### GIVEN PROBLEM
Locate the word "structured" in the data below, then copy every line that holds it.

### DATA PROVIDED
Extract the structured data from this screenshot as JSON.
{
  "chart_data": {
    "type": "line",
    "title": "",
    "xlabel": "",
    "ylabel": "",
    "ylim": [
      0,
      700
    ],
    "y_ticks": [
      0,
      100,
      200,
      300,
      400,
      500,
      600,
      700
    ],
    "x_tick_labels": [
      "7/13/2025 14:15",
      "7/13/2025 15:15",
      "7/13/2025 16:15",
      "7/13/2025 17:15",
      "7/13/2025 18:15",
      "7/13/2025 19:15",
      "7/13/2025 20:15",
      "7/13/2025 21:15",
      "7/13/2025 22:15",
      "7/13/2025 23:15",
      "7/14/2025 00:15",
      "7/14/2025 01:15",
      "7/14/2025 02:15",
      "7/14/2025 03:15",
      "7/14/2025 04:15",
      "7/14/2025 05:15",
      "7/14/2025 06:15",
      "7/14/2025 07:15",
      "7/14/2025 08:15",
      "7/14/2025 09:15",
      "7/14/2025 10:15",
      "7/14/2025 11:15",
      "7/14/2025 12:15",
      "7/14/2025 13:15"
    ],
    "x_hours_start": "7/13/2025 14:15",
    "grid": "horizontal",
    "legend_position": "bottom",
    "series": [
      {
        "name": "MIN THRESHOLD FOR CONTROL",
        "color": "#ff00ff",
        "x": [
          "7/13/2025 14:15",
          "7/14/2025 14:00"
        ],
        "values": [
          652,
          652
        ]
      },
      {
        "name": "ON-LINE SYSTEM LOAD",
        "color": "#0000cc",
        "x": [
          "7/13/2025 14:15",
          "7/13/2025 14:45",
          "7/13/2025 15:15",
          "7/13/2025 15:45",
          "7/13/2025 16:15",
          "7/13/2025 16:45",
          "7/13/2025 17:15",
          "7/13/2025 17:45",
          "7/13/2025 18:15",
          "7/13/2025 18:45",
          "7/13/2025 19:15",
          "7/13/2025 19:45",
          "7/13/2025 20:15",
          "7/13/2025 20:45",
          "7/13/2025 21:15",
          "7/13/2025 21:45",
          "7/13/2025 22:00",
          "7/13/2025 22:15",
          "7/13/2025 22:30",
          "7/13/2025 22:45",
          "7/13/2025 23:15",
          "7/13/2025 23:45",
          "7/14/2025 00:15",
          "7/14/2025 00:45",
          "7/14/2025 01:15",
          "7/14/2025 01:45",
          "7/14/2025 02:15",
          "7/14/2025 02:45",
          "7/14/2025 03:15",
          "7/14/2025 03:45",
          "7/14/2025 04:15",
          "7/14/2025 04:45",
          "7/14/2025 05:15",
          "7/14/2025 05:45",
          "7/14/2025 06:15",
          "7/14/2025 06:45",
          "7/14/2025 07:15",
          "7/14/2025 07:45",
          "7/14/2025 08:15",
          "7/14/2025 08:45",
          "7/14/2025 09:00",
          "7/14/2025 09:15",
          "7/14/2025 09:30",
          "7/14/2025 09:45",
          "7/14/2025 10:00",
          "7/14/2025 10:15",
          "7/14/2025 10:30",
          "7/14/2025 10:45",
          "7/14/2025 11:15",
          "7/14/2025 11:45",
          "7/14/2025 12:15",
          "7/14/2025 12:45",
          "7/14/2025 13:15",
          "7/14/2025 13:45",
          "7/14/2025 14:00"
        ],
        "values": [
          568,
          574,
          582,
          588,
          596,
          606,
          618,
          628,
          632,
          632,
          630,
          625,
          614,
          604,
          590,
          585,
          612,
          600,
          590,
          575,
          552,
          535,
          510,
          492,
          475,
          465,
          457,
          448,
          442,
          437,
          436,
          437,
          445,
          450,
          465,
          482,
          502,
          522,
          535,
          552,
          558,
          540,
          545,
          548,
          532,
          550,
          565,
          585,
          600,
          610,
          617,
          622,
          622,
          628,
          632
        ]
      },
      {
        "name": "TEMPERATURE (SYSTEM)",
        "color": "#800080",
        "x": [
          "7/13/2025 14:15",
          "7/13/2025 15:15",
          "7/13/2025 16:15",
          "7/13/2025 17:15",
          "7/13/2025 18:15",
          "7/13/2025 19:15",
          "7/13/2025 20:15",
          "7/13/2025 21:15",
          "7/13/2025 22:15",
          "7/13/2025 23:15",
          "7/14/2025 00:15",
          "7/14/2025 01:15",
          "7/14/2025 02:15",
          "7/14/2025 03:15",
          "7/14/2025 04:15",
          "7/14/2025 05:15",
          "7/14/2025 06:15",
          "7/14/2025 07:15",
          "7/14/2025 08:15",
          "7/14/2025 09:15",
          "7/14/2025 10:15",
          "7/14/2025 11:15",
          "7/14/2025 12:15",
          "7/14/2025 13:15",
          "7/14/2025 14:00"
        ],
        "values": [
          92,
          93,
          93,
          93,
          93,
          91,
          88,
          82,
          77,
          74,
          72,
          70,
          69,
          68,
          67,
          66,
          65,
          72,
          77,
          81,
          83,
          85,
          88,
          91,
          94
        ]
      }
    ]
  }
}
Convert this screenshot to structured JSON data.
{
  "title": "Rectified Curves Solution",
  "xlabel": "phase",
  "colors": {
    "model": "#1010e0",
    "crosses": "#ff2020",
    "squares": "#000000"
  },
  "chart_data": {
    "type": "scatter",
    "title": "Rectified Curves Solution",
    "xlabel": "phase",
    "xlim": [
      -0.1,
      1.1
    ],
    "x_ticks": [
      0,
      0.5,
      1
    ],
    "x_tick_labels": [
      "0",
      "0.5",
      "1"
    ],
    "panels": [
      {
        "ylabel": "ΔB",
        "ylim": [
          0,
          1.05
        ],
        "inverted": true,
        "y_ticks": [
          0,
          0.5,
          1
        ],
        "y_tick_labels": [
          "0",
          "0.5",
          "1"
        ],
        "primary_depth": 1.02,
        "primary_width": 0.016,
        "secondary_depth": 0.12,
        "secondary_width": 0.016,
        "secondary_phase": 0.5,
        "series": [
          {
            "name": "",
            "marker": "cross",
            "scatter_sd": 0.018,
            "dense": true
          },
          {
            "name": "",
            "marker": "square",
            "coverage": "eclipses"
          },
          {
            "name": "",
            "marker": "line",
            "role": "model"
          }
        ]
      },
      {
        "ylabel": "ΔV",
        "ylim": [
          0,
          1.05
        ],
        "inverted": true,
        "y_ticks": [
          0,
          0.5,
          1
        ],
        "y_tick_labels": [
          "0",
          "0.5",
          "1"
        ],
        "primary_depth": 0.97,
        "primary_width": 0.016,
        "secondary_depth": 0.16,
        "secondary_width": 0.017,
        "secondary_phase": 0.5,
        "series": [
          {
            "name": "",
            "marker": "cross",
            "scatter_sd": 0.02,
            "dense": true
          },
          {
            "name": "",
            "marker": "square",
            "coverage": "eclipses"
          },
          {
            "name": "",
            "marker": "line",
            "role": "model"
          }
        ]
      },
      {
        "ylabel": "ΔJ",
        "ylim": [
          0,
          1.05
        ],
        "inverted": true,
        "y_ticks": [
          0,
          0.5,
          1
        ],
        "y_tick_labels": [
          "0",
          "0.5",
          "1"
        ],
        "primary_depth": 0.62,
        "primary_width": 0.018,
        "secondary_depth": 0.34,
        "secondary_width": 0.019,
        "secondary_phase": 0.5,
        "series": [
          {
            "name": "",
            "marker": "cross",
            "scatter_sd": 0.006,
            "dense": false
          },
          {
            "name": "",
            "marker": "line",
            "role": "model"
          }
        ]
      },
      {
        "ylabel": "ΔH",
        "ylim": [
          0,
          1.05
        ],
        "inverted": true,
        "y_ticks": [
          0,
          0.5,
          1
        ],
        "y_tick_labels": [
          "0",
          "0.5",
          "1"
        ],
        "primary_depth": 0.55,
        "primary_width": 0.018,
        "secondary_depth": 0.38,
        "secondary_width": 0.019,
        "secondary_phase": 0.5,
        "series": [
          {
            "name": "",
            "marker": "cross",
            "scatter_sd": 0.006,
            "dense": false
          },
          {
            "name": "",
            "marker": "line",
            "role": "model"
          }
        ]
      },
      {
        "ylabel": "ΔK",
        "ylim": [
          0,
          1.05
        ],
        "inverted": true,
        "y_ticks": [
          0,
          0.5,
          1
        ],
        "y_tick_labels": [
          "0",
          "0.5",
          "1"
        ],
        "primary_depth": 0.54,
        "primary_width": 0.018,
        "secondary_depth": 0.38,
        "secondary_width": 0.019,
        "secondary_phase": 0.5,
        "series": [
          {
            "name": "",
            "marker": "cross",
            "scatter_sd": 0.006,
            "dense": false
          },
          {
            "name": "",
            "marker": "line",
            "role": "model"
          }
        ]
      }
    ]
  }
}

### RESULT OF THIS TASK
Extract the structured data from this screenshot as JSON.
Convert this screenshot to structured JSON data.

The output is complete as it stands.